WHAT TO DO
Give only the number of lines below that contain the word "внутри".

** begin **

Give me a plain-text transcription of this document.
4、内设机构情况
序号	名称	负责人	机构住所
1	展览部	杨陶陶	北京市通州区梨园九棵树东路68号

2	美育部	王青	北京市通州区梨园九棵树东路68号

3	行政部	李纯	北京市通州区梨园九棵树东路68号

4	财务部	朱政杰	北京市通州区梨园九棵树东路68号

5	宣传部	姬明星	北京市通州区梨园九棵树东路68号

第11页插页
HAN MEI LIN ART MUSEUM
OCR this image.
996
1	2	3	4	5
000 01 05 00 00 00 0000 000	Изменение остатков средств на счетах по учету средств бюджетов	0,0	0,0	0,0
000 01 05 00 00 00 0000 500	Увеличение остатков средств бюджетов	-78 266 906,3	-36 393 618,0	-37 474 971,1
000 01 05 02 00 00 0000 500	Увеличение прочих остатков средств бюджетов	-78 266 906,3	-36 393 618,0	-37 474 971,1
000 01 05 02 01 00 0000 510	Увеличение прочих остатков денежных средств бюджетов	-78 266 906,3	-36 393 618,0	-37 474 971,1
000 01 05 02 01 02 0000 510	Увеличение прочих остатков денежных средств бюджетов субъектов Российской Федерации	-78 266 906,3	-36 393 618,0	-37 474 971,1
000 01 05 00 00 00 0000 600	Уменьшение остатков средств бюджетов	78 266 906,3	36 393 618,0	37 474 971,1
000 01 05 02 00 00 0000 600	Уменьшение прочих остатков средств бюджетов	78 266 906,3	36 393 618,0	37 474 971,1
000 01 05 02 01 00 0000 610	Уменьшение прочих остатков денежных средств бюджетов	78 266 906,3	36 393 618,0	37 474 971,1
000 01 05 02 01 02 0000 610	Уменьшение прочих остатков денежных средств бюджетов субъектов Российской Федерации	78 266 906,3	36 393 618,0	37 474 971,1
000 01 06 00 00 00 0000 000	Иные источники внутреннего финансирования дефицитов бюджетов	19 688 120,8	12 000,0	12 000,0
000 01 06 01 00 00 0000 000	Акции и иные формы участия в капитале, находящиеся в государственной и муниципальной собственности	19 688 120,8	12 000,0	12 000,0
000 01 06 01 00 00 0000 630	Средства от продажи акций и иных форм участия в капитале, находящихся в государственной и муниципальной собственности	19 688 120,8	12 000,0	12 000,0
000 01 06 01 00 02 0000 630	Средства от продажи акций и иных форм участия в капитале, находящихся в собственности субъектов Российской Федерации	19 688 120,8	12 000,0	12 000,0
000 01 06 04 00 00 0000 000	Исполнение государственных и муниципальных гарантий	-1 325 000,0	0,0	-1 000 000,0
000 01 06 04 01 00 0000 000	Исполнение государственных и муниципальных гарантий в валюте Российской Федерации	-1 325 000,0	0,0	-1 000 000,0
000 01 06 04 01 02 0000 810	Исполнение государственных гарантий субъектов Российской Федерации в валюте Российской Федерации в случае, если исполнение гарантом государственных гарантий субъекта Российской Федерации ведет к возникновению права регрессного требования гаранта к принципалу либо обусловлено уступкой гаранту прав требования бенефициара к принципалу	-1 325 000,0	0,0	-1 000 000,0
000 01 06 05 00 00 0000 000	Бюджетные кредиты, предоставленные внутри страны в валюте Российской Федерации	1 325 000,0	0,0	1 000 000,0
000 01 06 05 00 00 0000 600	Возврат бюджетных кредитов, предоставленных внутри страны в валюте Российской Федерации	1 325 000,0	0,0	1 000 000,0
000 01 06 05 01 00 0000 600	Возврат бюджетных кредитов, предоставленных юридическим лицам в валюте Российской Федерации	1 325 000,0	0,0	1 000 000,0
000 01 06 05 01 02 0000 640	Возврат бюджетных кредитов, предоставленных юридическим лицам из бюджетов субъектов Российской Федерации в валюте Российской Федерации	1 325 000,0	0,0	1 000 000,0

** end **

COMPLETE ANSWER
2